*Document extract*.

Monday, October 21, 2013

Prayers - Answered and Unanswered (J. Barry Vaughn, Oct. 20, 2013)

An assistant manager of a large department store saw a boy standing at the bottom of the escalator one day.  The assistant became suspicious.  He watched the boy for a while.  The boy had his eyes glued to the moving hand rail.  Finally, the assistant went over to the boy and questioned him.  “Is something wrong, young man?” he asked.  “No sir”, replied the boy, not taking his eyes off the handrail, “I’m just waiting for my bubble gum to come back.”

 

Have you ever watched and waited as eagerly for something as that little boy watched and waited for his bubble gum to come back?

 

When we were children we longed for Christmas to come and would ask our parents, “How many more days till Christmas?”  And when Christmas had come, then we would start to long for summer vacation.  And I’m sure that you can remember, as I can, riding in the car to the beach or the amusement park or some other delightful destination and wearing our parents out by asking, “Are we there yet?”

 

Jesus told a parable about a woman who longed for justice as a child longs for Christmas or summer vacation or a trip to the beach.  She had been wronged and the only person who could right the wrong was an unjust judge.  Imagine that you have been the victim of a hoax or have been cheated out of thousands of dollars in a business deal.  Imagine that the judge who will hear your case is corrupt, a person who takes bribes and sells justice to the highest bidder.  That’s the situation the woman in Jesus’ parable found herself in.

*Task list*.
[1] In the sermon on answered and unanswered prayers, what was the boy at the bottom of the escalator waiting for?
[2] Carry the sermon on answered and unanswered prayers forward from its final sentence, in the same voice.

*Record list*.
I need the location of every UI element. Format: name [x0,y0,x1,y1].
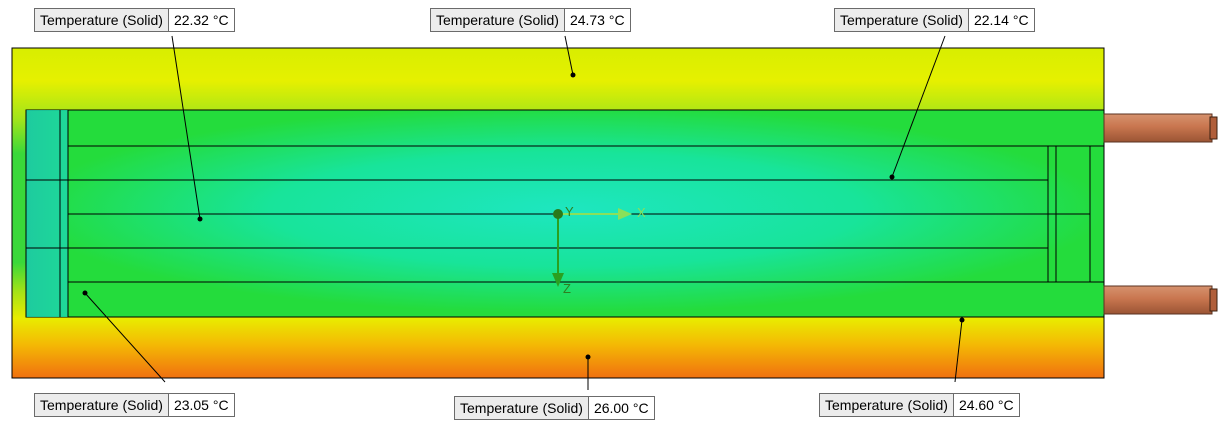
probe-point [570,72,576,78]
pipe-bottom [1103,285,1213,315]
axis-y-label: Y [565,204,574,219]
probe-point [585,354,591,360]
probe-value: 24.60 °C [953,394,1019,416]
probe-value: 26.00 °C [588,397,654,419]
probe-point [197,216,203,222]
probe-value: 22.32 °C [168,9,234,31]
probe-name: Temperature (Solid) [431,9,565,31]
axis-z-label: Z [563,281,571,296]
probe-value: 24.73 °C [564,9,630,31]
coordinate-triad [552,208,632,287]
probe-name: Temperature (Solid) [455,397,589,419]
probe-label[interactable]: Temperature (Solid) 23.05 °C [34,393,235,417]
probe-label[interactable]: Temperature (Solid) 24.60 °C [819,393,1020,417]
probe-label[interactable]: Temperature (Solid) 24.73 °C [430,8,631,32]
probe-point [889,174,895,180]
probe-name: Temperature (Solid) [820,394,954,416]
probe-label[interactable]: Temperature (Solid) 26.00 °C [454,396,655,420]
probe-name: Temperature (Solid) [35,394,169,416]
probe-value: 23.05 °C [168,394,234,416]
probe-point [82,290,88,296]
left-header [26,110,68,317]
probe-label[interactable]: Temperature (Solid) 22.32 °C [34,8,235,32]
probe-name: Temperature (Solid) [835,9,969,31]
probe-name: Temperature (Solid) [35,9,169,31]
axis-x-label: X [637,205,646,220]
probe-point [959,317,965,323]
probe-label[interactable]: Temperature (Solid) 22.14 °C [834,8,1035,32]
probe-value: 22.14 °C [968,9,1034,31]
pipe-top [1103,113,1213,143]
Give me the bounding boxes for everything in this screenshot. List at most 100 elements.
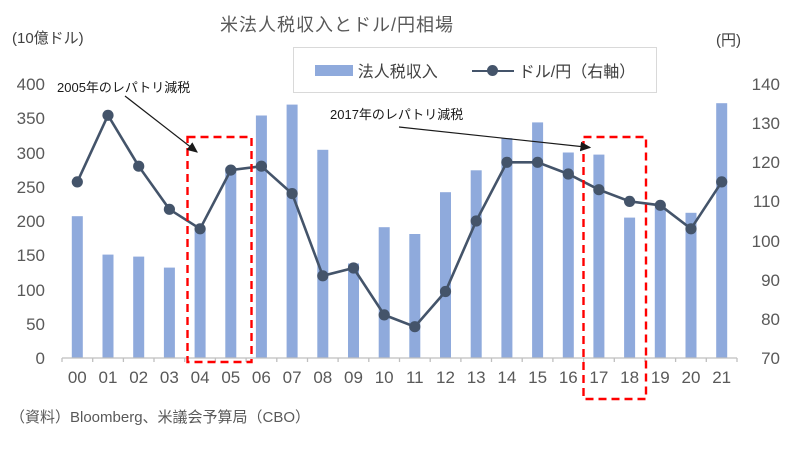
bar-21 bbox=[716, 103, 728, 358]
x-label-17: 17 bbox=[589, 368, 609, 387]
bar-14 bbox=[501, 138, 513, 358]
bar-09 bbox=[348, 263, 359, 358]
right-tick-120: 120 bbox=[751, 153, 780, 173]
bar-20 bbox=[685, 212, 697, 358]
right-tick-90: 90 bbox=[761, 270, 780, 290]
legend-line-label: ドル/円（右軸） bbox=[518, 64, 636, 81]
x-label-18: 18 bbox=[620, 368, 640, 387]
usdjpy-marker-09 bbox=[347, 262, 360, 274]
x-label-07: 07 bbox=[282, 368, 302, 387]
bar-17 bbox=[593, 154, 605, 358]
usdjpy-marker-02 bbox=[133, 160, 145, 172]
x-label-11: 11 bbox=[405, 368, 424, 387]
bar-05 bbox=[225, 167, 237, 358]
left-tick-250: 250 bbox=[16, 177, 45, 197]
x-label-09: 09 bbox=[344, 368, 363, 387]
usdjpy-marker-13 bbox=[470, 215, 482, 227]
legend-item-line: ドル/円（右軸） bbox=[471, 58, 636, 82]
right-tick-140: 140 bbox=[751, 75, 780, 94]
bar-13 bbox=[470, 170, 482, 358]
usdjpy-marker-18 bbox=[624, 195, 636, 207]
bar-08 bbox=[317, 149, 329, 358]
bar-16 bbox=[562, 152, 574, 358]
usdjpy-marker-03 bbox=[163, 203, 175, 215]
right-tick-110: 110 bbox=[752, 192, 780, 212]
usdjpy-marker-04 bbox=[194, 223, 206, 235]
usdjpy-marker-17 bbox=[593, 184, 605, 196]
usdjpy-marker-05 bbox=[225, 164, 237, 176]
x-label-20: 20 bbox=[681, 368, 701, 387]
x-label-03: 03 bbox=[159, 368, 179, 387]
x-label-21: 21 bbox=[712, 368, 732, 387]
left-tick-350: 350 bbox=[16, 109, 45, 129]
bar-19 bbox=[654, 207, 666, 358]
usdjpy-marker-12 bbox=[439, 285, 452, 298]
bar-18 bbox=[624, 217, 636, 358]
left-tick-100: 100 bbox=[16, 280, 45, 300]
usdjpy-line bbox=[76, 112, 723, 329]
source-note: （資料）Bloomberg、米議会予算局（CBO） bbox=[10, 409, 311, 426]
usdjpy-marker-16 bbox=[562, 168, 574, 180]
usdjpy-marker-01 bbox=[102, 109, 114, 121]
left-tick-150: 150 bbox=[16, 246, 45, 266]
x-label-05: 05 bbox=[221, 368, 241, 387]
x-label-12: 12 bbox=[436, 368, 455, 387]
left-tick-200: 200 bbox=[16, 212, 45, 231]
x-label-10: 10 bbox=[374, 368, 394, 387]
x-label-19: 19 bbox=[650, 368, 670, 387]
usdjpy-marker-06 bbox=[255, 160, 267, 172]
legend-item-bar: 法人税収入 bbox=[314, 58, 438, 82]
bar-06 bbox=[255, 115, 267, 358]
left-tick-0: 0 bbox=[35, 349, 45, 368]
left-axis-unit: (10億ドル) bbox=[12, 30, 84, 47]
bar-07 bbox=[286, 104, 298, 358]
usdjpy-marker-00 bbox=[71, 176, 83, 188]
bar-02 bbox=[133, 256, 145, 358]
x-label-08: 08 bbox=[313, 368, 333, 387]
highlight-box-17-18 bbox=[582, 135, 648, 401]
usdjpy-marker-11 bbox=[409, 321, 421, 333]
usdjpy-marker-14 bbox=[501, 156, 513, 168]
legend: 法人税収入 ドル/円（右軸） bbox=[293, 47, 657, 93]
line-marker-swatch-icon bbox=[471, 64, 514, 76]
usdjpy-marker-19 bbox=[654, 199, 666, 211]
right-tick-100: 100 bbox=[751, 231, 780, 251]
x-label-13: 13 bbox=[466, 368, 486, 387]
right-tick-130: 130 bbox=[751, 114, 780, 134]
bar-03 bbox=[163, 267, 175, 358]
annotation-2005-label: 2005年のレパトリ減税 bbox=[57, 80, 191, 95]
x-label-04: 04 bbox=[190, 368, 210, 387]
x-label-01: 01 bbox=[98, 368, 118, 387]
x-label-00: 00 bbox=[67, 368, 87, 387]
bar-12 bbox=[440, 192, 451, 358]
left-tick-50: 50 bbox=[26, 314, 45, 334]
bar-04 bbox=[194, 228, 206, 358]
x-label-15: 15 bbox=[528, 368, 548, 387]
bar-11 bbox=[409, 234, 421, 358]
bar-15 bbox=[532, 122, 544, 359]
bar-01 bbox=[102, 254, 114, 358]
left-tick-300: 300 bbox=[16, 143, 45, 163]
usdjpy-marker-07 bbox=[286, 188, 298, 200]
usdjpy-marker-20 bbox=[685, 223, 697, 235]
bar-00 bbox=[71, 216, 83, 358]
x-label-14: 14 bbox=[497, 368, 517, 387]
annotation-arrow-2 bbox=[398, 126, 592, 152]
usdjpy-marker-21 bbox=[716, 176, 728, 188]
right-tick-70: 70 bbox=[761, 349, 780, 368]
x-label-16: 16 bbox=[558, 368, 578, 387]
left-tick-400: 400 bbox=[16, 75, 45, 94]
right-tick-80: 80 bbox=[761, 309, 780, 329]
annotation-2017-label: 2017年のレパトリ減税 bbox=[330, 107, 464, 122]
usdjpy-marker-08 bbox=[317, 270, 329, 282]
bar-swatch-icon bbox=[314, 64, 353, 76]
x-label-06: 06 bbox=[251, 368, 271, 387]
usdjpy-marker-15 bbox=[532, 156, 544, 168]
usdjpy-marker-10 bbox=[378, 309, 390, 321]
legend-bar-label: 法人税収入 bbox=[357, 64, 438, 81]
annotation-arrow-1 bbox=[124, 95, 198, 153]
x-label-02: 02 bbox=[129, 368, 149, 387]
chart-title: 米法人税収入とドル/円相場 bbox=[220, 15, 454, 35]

---

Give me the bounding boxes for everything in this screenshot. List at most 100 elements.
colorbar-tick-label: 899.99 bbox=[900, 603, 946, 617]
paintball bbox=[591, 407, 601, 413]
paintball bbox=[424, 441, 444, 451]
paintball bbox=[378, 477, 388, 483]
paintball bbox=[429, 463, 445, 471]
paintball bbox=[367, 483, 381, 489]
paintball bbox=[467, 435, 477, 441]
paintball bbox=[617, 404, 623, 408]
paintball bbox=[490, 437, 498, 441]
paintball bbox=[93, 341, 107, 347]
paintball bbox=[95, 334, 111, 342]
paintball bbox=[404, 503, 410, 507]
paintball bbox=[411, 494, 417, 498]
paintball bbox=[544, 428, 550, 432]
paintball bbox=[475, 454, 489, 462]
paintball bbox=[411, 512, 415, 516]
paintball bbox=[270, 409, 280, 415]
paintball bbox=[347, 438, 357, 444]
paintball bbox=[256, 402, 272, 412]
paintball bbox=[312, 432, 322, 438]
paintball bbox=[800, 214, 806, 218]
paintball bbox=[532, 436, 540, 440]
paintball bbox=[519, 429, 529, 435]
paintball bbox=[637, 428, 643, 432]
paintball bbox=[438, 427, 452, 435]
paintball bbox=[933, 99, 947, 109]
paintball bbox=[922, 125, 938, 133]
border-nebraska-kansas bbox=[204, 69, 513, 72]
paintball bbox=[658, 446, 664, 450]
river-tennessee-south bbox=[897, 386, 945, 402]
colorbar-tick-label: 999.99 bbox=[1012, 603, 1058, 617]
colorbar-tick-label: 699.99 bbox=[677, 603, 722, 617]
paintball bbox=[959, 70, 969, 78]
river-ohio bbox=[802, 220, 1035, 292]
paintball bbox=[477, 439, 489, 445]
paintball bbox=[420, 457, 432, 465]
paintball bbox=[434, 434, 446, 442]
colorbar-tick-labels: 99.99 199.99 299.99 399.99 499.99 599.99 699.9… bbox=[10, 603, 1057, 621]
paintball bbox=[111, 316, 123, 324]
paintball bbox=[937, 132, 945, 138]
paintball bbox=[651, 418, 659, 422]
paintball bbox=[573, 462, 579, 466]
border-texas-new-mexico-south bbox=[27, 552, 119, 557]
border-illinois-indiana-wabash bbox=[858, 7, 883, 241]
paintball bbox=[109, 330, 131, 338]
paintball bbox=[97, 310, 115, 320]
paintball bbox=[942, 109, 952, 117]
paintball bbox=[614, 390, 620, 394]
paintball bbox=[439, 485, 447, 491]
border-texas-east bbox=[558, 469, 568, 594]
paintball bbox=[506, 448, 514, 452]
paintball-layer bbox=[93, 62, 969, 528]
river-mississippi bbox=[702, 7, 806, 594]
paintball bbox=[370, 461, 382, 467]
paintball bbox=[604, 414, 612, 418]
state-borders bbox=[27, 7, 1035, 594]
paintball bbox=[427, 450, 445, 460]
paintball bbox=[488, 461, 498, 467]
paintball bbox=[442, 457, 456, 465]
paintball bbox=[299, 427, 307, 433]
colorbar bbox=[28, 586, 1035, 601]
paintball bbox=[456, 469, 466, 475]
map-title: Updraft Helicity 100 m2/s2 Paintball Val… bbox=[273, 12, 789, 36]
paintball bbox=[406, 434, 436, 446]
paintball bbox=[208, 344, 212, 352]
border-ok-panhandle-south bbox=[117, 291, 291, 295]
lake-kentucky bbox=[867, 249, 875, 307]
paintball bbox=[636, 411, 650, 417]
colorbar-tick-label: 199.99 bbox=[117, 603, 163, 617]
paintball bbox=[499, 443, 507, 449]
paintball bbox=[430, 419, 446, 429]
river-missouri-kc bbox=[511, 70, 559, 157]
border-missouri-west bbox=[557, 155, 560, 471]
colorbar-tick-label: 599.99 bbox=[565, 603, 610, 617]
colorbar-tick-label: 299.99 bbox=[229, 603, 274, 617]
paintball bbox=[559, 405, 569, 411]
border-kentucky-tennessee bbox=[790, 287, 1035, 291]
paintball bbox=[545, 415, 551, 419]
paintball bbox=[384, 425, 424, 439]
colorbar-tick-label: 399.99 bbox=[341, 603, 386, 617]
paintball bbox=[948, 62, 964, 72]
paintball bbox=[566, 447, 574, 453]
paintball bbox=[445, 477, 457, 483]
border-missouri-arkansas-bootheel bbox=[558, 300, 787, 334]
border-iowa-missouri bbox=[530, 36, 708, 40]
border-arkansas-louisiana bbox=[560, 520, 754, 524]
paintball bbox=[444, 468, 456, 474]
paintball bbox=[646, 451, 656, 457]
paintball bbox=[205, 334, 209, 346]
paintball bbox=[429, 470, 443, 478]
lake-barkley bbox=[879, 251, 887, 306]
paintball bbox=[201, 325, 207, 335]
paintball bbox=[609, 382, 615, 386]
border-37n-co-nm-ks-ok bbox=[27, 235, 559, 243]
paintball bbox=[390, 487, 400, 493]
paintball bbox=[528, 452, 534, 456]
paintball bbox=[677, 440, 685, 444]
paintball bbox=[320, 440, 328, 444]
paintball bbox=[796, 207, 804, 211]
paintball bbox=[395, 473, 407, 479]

--

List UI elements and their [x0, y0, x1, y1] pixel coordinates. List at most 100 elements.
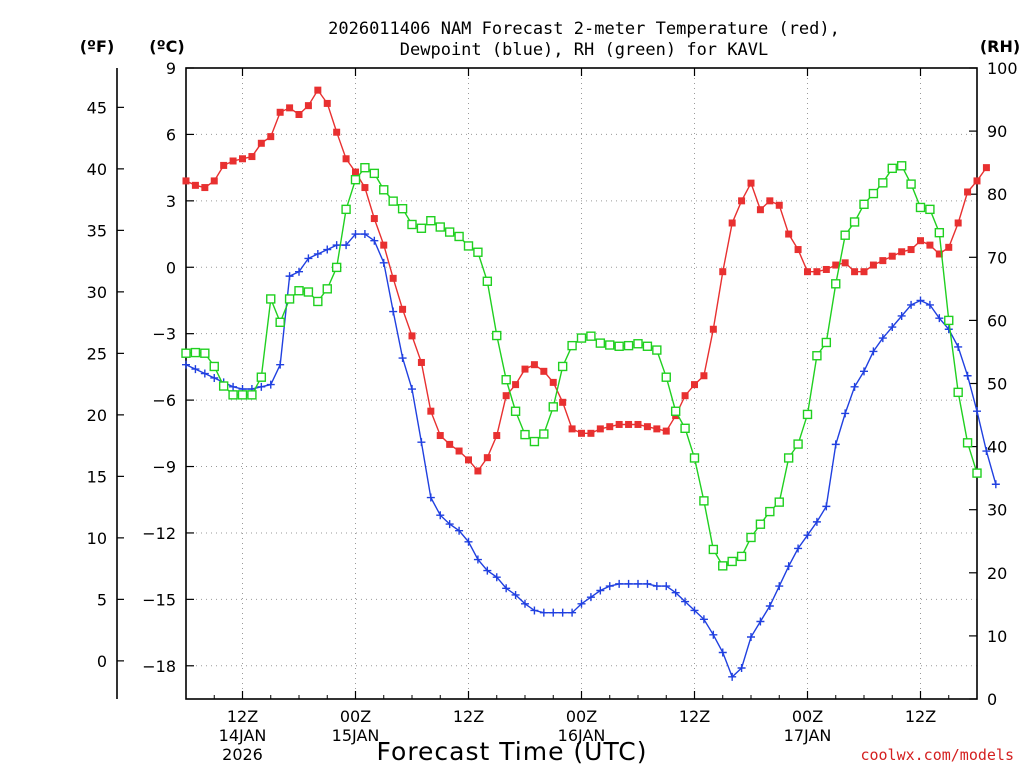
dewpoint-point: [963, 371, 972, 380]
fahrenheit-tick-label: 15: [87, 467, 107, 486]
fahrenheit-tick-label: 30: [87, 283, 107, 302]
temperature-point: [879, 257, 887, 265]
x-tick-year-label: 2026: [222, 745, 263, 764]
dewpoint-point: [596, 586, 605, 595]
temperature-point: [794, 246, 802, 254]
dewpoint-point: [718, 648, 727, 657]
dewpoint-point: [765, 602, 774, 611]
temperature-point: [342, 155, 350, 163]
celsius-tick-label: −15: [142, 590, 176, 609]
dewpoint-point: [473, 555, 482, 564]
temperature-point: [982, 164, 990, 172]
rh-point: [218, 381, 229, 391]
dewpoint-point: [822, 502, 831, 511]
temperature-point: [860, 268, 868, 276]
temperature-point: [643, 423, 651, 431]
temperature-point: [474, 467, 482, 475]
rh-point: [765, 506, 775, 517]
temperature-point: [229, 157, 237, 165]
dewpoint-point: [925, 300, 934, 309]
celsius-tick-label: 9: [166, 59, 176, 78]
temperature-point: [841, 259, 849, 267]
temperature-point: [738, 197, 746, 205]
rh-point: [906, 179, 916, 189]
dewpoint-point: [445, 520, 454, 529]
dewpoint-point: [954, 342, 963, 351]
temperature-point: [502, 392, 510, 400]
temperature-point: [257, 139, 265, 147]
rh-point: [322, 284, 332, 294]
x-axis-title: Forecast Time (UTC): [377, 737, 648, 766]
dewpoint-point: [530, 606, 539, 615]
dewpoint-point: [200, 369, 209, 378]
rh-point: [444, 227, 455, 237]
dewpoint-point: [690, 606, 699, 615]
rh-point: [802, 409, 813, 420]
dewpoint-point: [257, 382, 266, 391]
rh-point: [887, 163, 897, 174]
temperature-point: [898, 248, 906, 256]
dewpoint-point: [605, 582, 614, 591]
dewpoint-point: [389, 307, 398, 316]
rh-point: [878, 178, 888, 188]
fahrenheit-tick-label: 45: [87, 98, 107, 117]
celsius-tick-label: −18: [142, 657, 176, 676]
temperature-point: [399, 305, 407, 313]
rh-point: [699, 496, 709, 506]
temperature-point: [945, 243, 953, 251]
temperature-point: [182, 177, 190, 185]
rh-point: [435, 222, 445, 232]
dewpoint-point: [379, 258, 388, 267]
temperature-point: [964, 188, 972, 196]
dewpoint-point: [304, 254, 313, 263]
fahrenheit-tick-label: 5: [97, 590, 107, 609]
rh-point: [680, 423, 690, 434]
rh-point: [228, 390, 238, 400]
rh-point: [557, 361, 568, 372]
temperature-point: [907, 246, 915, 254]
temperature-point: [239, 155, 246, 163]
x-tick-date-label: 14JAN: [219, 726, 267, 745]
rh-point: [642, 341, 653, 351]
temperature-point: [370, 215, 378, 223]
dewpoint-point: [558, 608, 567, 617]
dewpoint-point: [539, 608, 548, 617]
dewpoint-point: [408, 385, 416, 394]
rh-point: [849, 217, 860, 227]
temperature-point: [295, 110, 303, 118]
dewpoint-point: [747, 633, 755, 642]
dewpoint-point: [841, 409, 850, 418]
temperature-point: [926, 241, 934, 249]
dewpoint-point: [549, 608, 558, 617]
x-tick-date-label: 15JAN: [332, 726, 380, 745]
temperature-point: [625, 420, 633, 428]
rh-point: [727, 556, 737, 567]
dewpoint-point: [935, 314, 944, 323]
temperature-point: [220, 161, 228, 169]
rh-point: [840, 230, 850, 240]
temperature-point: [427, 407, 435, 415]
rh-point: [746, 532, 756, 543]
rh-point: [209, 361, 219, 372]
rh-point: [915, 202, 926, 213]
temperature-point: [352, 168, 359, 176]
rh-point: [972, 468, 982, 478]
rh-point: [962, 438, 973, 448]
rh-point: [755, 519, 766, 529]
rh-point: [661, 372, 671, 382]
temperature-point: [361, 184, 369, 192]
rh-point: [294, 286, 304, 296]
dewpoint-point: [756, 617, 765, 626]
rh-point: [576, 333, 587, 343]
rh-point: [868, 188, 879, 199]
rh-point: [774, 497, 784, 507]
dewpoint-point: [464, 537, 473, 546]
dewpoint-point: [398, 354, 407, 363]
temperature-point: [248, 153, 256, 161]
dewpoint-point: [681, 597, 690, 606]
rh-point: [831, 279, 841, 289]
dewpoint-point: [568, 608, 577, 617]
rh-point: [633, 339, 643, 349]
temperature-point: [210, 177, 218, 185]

*Per-task answers*.
[1] He was waiting for his bubble gum to come back.

[2]
But she was not easily discouraged.  Jesus tells us that she “kept coming to him and saying, ‘Grant me justice against my opponent’”.  Finally, the judge heard her case and granted her request, not because he had had a change of heart, but simply because he was worn out with her constant requests.

 

That is how persistent we are to be with God.  “Will not God grant justice to his chosen ones who cry to him day and night?” Jesus asked.

 

What an odd parable!  Jesus compares God to a wicked, corrupt, and unjust judge. 

 

Jesus was employing a type of argument common in first century Judaism. It was called “from the lesser to the greater”.  Do you remember the parables of the lost sheep and lost coin?  If a shepherd will search for one lost lamb out of ninety-nine, how much more will God search for a lost soul?  If a woman will search for one lost coin out of ten, how much more will God search for you when you are lost and hurt and alone?  If a corrupt and unjust judge will eventually hear and render judgment for a woman who beseeches him constantly, how much more will God hear and grant your prayers?  From the lesser to the greater, a trivial illustration can be made to serve a great truth.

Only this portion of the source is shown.